What to produce: All lines holding the string "this" are to be shown.

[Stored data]
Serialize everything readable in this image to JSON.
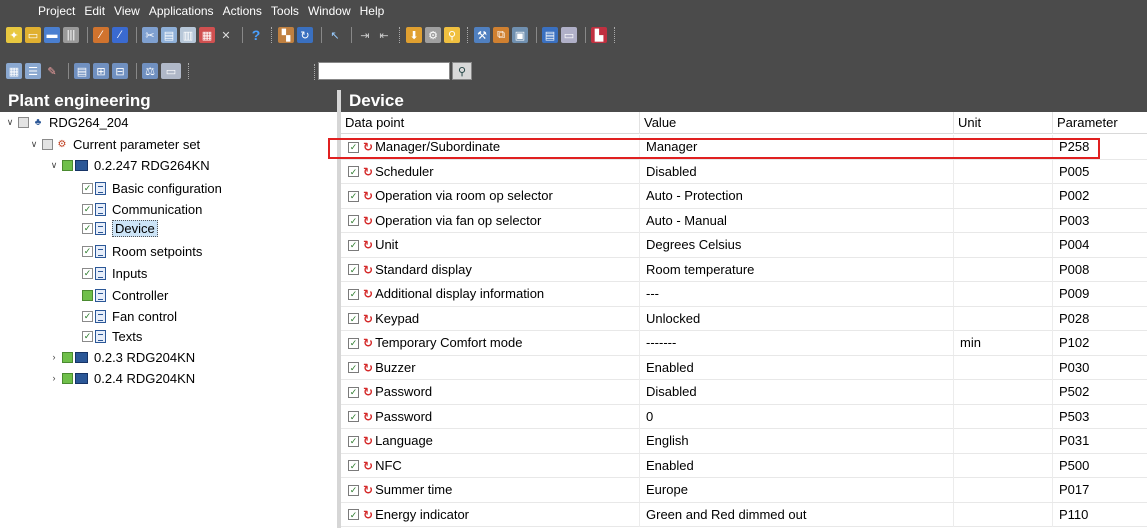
{
  "menu": [
    "Project",
    "Edit",
    "View",
    "Applications",
    "Actions",
    "Tools",
    "Window",
    "Help"
  ],
  "toolbar": {
    "search_value": "",
    "row1_icons": [
      "new-project-icon",
      "open-project-icon",
      "save-icon",
      "print-icon",
      "wand-icon",
      "edit-icon",
      "cut-icon",
      "copy-icon",
      "paste-icon",
      "paste-special-icon",
      "delete-icon",
      "help-icon",
      "view-icon",
      "refresh-icon",
      "connect-icon",
      "export-icon",
      "import-icon",
      "download-icon",
      "settings-icon",
      "search-icon",
      "tools-icon",
      "network-icon",
      "device-icon",
      "report-icon",
      "list-icon",
      "monitor-icon"
    ],
    "row2_icons": [
      "grid-icon",
      "list-view-icon",
      "pen-icon",
      "align-icon",
      "tree-icon",
      "hierarchy-icon",
      "scale-icon",
      "zone-icon"
    ],
    "search_icon": "magnifier-icon"
  },
  "left_pane": {
    "title": "Plant engineering",
    "tree": [
      {
        "label": "RDG264_204",
        "level": 0,
        "expanded": true,
        "icon": "plant-icon"
      },
      {
        "label": "Current parameter set",
        "level": 1,
        "expanded": true,
        "icon": "parameter-set-icon"
      },
      {
        "label": "0.2.247  RDG264KN",
        "level": 2,
        "expanded": true,
        "icon": "device-icon"
      },
      {
        "label": "Basic configuration",
        "level": 3,
        "icon": "page-icon"
      },
      {
        "label": "Communication",
        "level": 3,
        "icon": "page-icon"
      },
      {
        "label": "Device",
        "level": 3,
        "icon": "page-icon",
        "selected": true
      },
      {
        "label": "Room setpoints",
        "level": 3,
        "icon": "page-icon"
      },
      {
        "label": "Inputs",
        "level": 3,
        "icon": "page-icon"
      },
      {
        "label": "Controller",
        "level": 3,
        "icon": "page-icon"
      },
      {
        "label": "Fan control",
        "level": 3,
        "icon": "page-icon"
      },
      {
        "label": "Texts",
        "level": 3,
        "icon": "page-icon"
      },
      {
        "label": "0.2.3  RDG204KN",
        "level": 1,
        "expanded": false,
        "icon": "device-icon"
      },
      {
        "label": "0.2.4  RDG204KN",
        "level": 1,
        "expanded": false,
        "icon": "device-icon"
      }
    ]
  },
  "right_pane": {
    "title": "Device",
    "columns": [
      "Data point",
      "Value",
      "Unit",
      "Parameter"
    ],
    "rows": [
      {
        "data_point": "Manager/Subordinate",
        "value": "Manager",
        "unit": "",
        "parameter": "P258"
      },
      {
        "data_point": "Scheduler",
        "value": "Disabled",
        "unit": "",
        "parameter": "P005"
      },
      {
        "data_point": "Operation via room op selector",
        "value": "Auto - Protection",
        "unit": "",
        "parameter": "P002"
      },
      {
        "data_point": "Operation via fan op selector",
        "value": "Auto - Manual",
        "unit": "",
        "parameter": "P003"
      },
      {
        "data_point": "Unit",
        "value": "Degrees Celsius",
        "unit": "",
        "parameter": "P004"
      },
      {
        "data_point": "Standard display",
        "value": "Room temperature",
        "unit": "",
        "parameter": "P008"
      },
      {
        "data_point": "Additional display information",
        "value": "---",
        "unit": "",
        "parameter": "P009"
      },
      {
        "data_point": "Keypad",
        "value": "Unlocked",
        "unit": "",
        "parameter": "P028"
      },
      {
        "data_point": "Temporary Comfort mode",
        "value": "-------",
        "unit": "min",
        "parameter": "P102"
      },
      {
        "data_point": "Buzzer",
        "value": "Enabled",
        "unit": "",
        "parameter": "P030"
      },
      {
        "data_point": "Password",
        "value": "Disabled",
        "unit": "",
        "parameter": "P502"
      },
      {
        "data_point": "Password",
        "value": "0",
        "unit": "",
        "parameter": "P503"
      },
      {
        "data_point": "Language",
        "value": "English",
        "unit": "",
        "parameter": "P031"
      },
      {
        "data_point": "NFC",
        "value": "Enabled",
        "unit": "",
        "parameter": "P500"
      },
      {
        "data_point": "Summer time",
        "value": "Europe",
        "unit": "",
        "parameter": "P017"
      },
      {
        "data_point": "Energy indicator",
        "value": "Green and Red dimmed out",
        "unit": "",
        "parameter": "P110"
      }
    ]
  },
  "colors": {
    "chrome": "#4b4b4b",
    "highlight_box": "#e02020",
    "selection": "#cce4f7"
  }
}
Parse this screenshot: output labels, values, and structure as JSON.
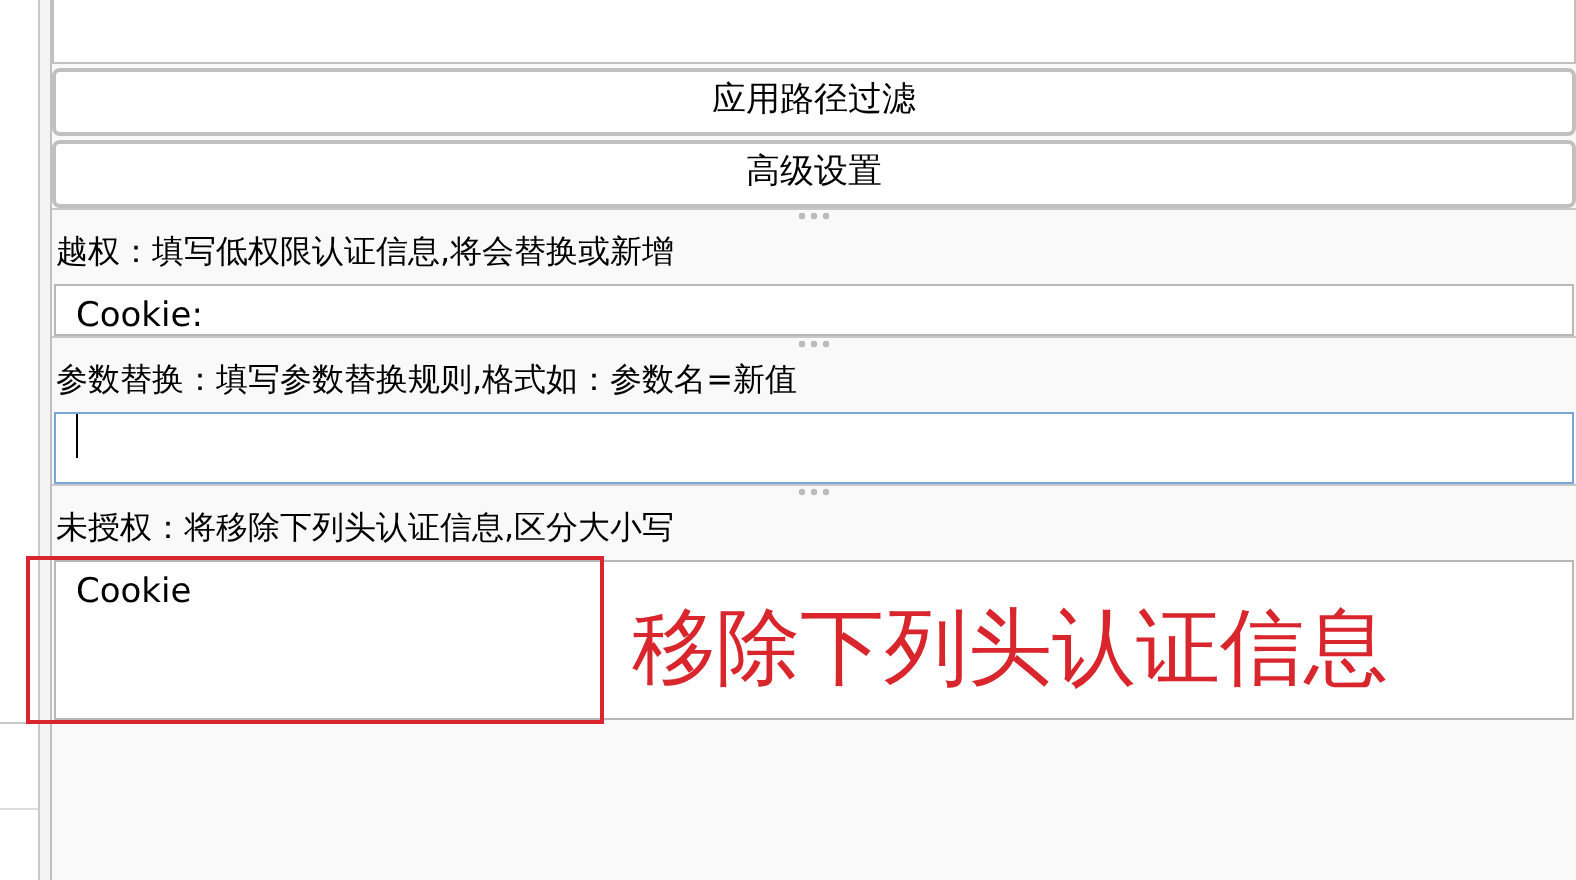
{
  "buttons": [
    "应用路径过滤",
    "高级设置"
  ],
  "sections": [
    {
      "label": "越权：填写低权限认证信息,将会替换或新增",
      "kind": "textarea",
      "value": "Cookie:",
      "focused": false
    },
    {
      "label": "参数替换：填写参数替换规则,格式如：参数名=新值",
      "kind": "input",
      "focused": true
    },
    {
      "label": "未授权：将移除下列头认证信息,区分大小写",
      "kind": "textarea",
      "value": "Cookie",
      "focused": false
    }
  ],
  "annotation": {
    "text": "移除下列头认证信息",
    "color": "#d9262c"
  }
}
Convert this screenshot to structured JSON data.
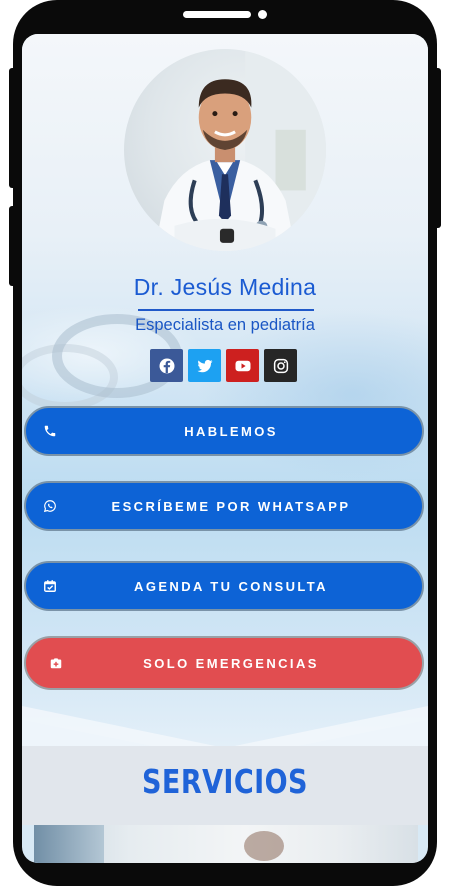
{
  "profile": {
    "name": "Dr. Jesús Medina",
    "subtitle": "Especialista en pediatría",
    "avatar_icon": "doctor-portrait"
  },
  "socials": [
    {
      "icon": "facebook-icon",
      "color": "#3b5998"
    },
    {
      "icon": "twitter-icon",
      "color": "#1da1f2"
    },
    {
      "icon": "youtube-icon",
      "color": "#cd201f"
    },
    {
      "icon": "instagram-icon",
      "color": "#262626"
    }
  ],
  "buttons": {
    "call": {
      "label": "HABLEMOS",
      "icon": "phone-icon",
      "color": "#0d63d6"
    },
    "whatsapp": {
      "label": "ESCRÍBEME POR WHATSAPP",
      "icon": "whatsapp-icon",
      "color": "#0d63d6"
    },
    "appointment": {
      "label": "AGENDA TU CONSULTA",
      "icon": "calendar-check-icon",
      "color": "#0d63d6"
    },
    "emergency": {
      "label": "SOLO EMERGENCIAS",
      "icon": "hospital-icon",
      "color": "#e14d50"
    }
  },
  "services": {
    "title": "SERVICIOS"
  },
  "colors": {
    "accent_blue": "#1b5bd2",
    "phone_frame": "#0a0a0a"
  }
}
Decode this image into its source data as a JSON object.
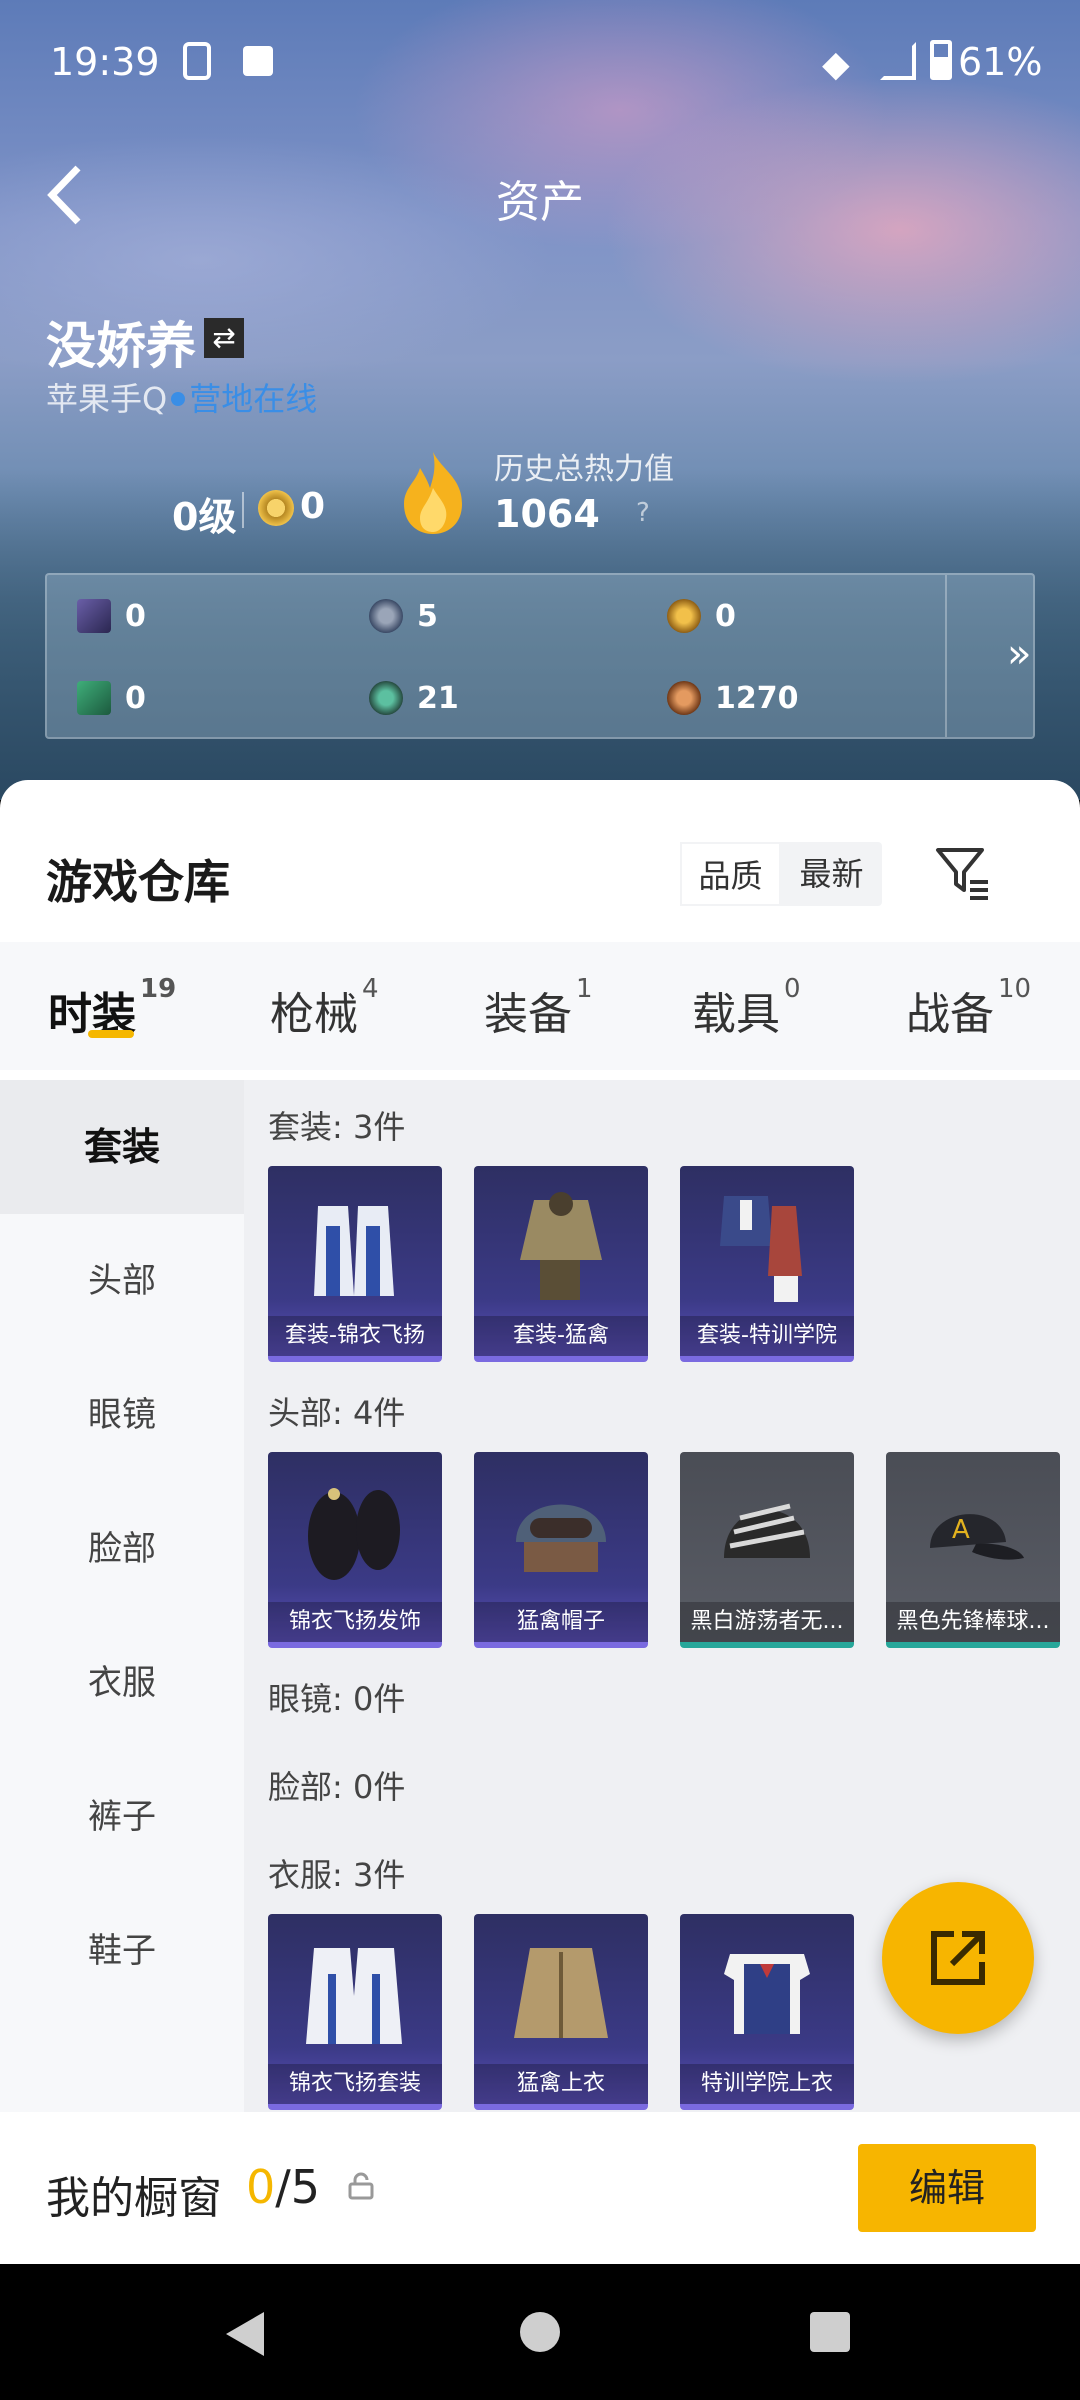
{
  "status_bar": {
    "time": "19:39",
    "battery": "61%"
  },
  "header": {
    "title": "资产"
  },
  "profile": {
    "name": "没娇养",
    "platform": "苹果手Q",
    "online_status": "营地在线",
    "level": "0级",
    "medals": "0",
    "heat_label": "历史总热力值",
    "heat_value": "1064",
    "heat_help": "?"
  },
  "currencies": {
    "row1": [
      "0",
      "5",
      "0"
    ],
    "row2": [
      "0",
      "21",
      "1270"
    ],
    "more": "»"
  },
  "warehouse": {
    "title": "游戏仓库",
    "sort_options": [
      "品质",
      "最新"
    ],
    "sort_selected": "品质"
  },
  "tabs": [
    {
      "label": "时装",
      "count": "19"
    },
    {
      "label": "枪械",
      "count": "4"
    },
    {
      "label": "装备",
      "count": "1"
    },
    {
      "label": "载具",
      "count": "0"
    },
    {
      "label": "战备",
      "count": "10"
    }
  ],
  "side_nav": [
    "套装",
    "头部",
    "眼镜",
    "脸部",
    "衣服",
    "裤子",
    "鞋子"
  ],
  "sections": {
    "suit": {
      "label": "套装: 3件",
      "items": [
        "套装-锦衣飞扬",
        "套装-猛禽",
        "套装-特训学院"
      ]
    },
    "head": {
      "label": "头部: 4件",
      "items": [
        "锦衣飞扬发饰",
        "猛禽帽子",
        "黑白游荡者无...",
        "黑色先锋棒球..."
      ]
    },
    "glasses": {
      "label": "眼镜: 0件"
    },
    "face": {
      "label": "脸部: 0件"
    },
    "clothes": {
      "label": "衣服: 3件",
      "items": [
        "锦衣飞扬套装",
        "猛禽上衣",
        "特训学院上衣"
      ]
    }
  },
  "showcase": {
    "title": "我的橱窗",
    "current": "0",
    "total": "/5",
    "edit_label": "编辑"
  },
  "colors": {
    "accent": "#f7b500",
    "online": "#3a8ee6",
    "card_purple": "#3b3a86",
    "card_grey": "#5a5d66"
  }
}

Solved exercise:
Serialize everything readable in this image to JSON.
Parse this screenshot: output labels, values, and structure as JSON.
Convert this screenshot to structured JSON data.
Decode this image into its source data as a JSON object.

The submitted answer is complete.